### TASK TO CARRY OUT
Drop the images; return everything else in the listing below exactly.
--
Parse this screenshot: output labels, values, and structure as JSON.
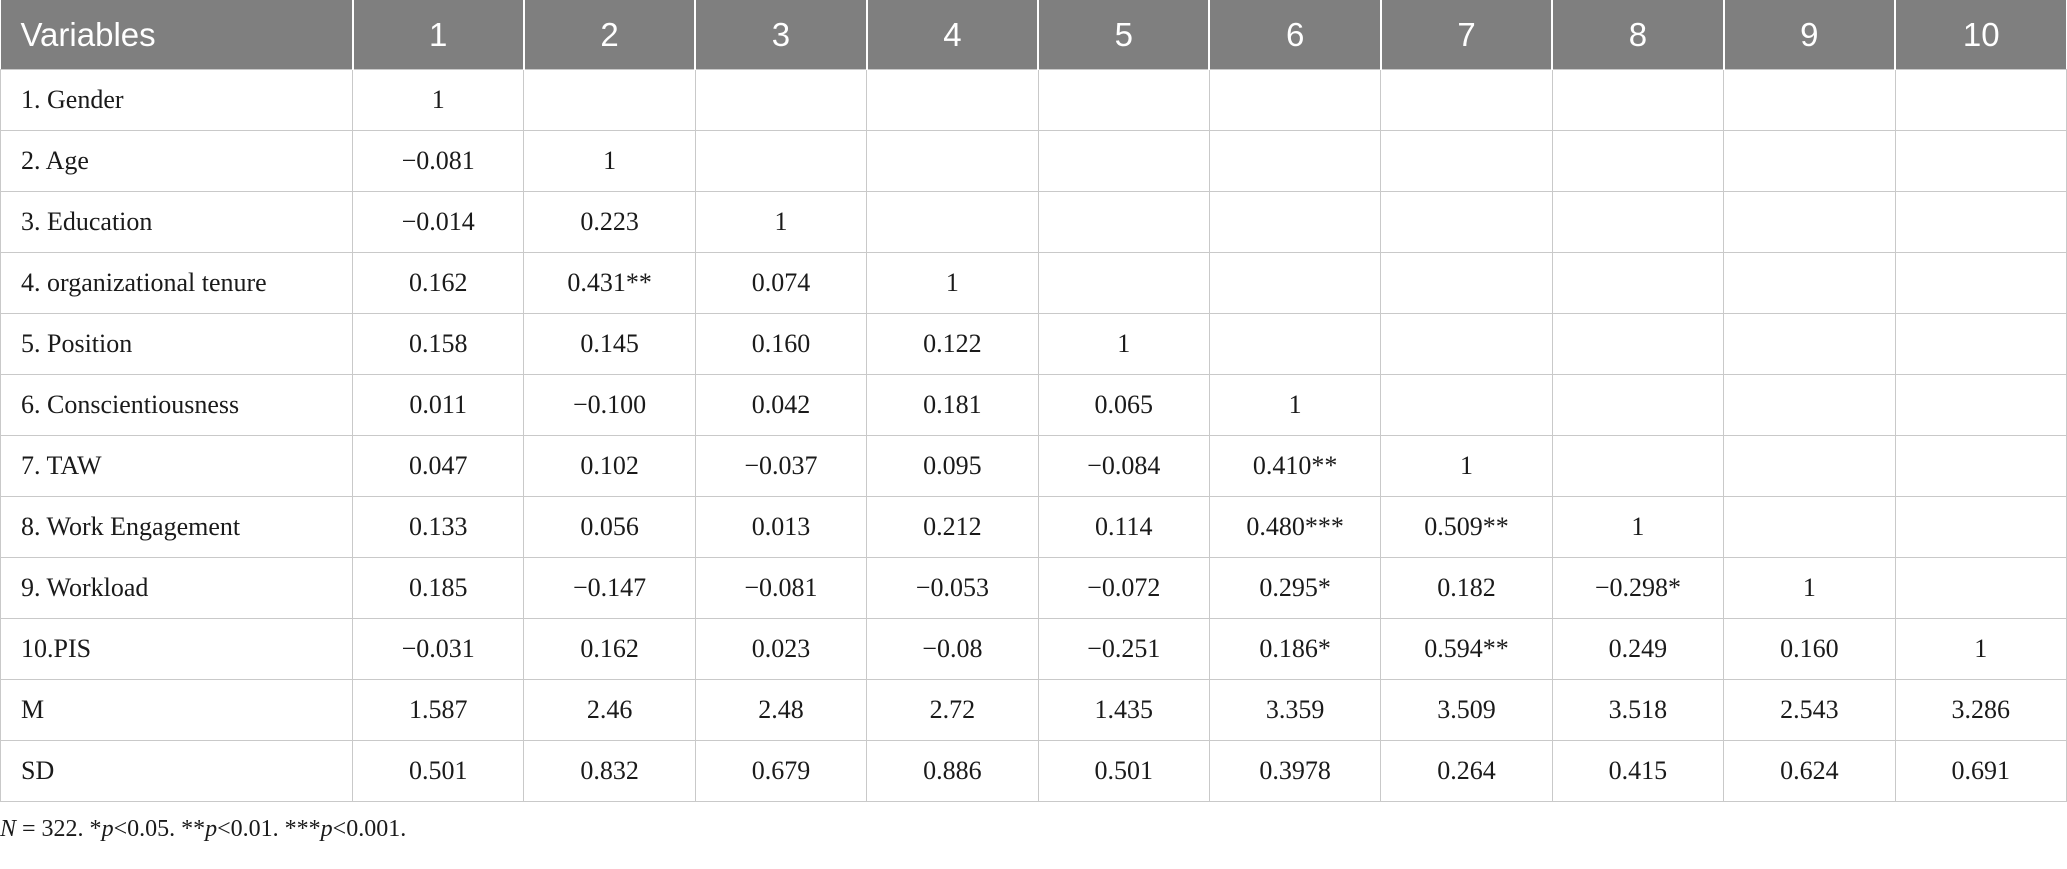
{
  "table": {
    "headers": [
      "Variables",
      "1",
      "2",
      "3",
      "4",
      "5",
      "6",
      "7",
      "8",
      "9",
      "10"
    ],
    "rows": [
      [
        "1. Gender",
        "1",
        "",
        "",
        "",
        "",
        "",
        "",
        "",
        "",
        ""
      ],
      [
        "2. Age",
        "−0.081",
        "1",
        "",
        "",
        "",
        "",
        "",
        "",
        "",
        ""
      ],
      [
        "3. Education",
        "−0.014",
        "0.223",
        "1",
        "",
        "",
        "",
        "",
        "",
        "",
        ""
      ],
      [
        "4. organizational tenure",
        "0.162",
        "0.431**",
        "0.074",
        "1",
        "",
        "",
        "",
        "",
        "",
        ""
      ],
      [
        "5. Position",
        "0.158",
        "0.145",
        "0.160",
        "0.122",
        "1",
        "",
        "",
        "",
        "",
        ""
      ],
      [
        "6. Conscientiousness",
        "0.011",
        "−0.100",
        "0.042",
        "0.181",
        "0.065",
        "1",
        "",
        "",
        "",
        ""
      ],
      [
        "7. TAW",
        "0.047",
        "0.102",
        "−0.037",
        "0.095",
        "−0.084",
        "0.410**",
        "1",
        "",
        "",
        ""
      ],
      [
        "8. Work Engagement",
        "0.133",
        "0.056",
        "0.013",
        "0.212",
        "0.114",
        "0.480***",
        "0.509**",
        "1",
        "",
        ""
      ],
      [
        "9. Workload",
        "0.185",
        "−0.147",
        "−0.081",
        "−0.053",
        "−0.072",
        "0.295*",
        "0.182",
        "−0.298*",
        "1",
        ""
      ],
      [
        "10.PIS",
        "−0.031",
        "0.162",
        "0.023",
        "−0.08",
        "−0.251",
        "0.186*",
        "0.594**",
        "0.249",
        "0.160",
        "1"
      ],
      [
        "M",
        "1.587",
        "2.46",
        "2.48",
        "2.72",
        "1.435",
        "3.359",
        "3.509",
        "3.518",
        "2.543",
        "3.286"
      ],
      [
        "SD",
        "0.501",
        "0.832",
        "0.679",
        "0.886",
        "0.501",
        "0.3978",
        "0.264",
        "0.415",
        "0.624",
        "0.691"
      ]
    ]
  },
  "note": {
    "n_label": "N",
    "n_value": " = 322. *",
    "p1": "p",
    "t1": "<0.05. **",
    "p2": "p",
    "t2": "<0.01. ***",
    "p3": "p",
    "t3": "<0.001."
  },
  "colors": {
    "header_bg": "#7f7f7f",
    "header_text": "#ffffff",
    "grid": "#c9c9c9"
  }
}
--
### WORKED ANSWER
Parse this screenshot: output labels, values, and structure as JSON.
{
  "table": {
    "headers": [
      "Variables",
      "1",
      "2",
      "3",
      "4",
      "5",
      "6",
      "7",
      "8",
      "9",
      "10"
    ],
    "rows": [
      [
        "1. Gender",
        "1",
        "",
        "",
        "",
        "",
        "",
        "",
        "",
        "",
        ""
      ],
      [
        "2. Age",
        "−0.081",
        "1",
        "",
        "",
        "",
        "",
        "",
        "",
        "",
        ""
      ],
      [
        "3. Education",
        "−0.014",
        "0.223",
        "1",
        "",
        "",
        "",
        "",
        "",
        "",
        ""
      ],
      [
        "4. organizational tenure",
        "0.162",
        "0.431**",
        "0.074",
        "1",
        "",
        "",
        "",
        "",
        "",
        ""
      ],
      [
        "5. Position",
        "0.158",
        "0.145",
        "0.160",
        "0.122",
        "1",
        "",
        "",
        "",
        "",
        ""
      ],
      [
        "6. Conscientiousness",
        "0.011",
        "−0.100",
        "0.042",
        "0.181",
        "0.065",
        "1",
        "",
        "",
        "",
        ""
      ],
      [
        "7. TAW",
        "0.047",
        "0.102",
        "−0.037",
        "0.095",
        "−0.084",
        "0.410**",
        "1",
        "",
        "",
        ""
      ],
      [
        "8. Work Engagement",
        "0.133",
        "0.056",
        "0.013",
        "0.212",
        "0.114",
        "0.480***",
        "0.509**",
        "1",
        "",
        ""
      ],
      [
        "9. Workload",
        "0.185",
        "−0.147",
        "−0.081",
        "−0.053",
        "−0.072",
        "0.295*",
        "0.182",
        "−0.298*",
        "1",
        ""
      ],
      [
        "10.PIS",
        "−0.031",
        "0.162",
        "0.023",
        "−0.08",
        "−0.251",
        "0.186*",
        "0.594**",
        "0.249",
        "0.160",
        "1"
      ],
      [
        "M",
        "1.587",
        "2.46",
        "2.48",
        "2.72",
        "1.435",
        "3.359",
        "3.509",
        "3.518",
        "2.543",
        "3.286"
      ],
      [
        "SD",
        "0.501",
        "0.832",
        "0.679",
        "0.886",
        "0.501",
        "0.3978",
        "0.264",
        "0.415",
        "0.624",
        "0.691"
      ]
    ]
  },
  "note": {
    "n_label": "N",
    "n_value": " = 322. *",
    "p1": "p",
    "t1": "<0.05. **",
    "p2": "p",
    "t2": "<0.01. ***",
    "p3": "p",
    "t3": "<0.001."
  },
  "colors": {
    "header_bg": "#7f7f7f",
    "header_text": "#ffffff",
    "grid": "#c9c9c9"
  }
}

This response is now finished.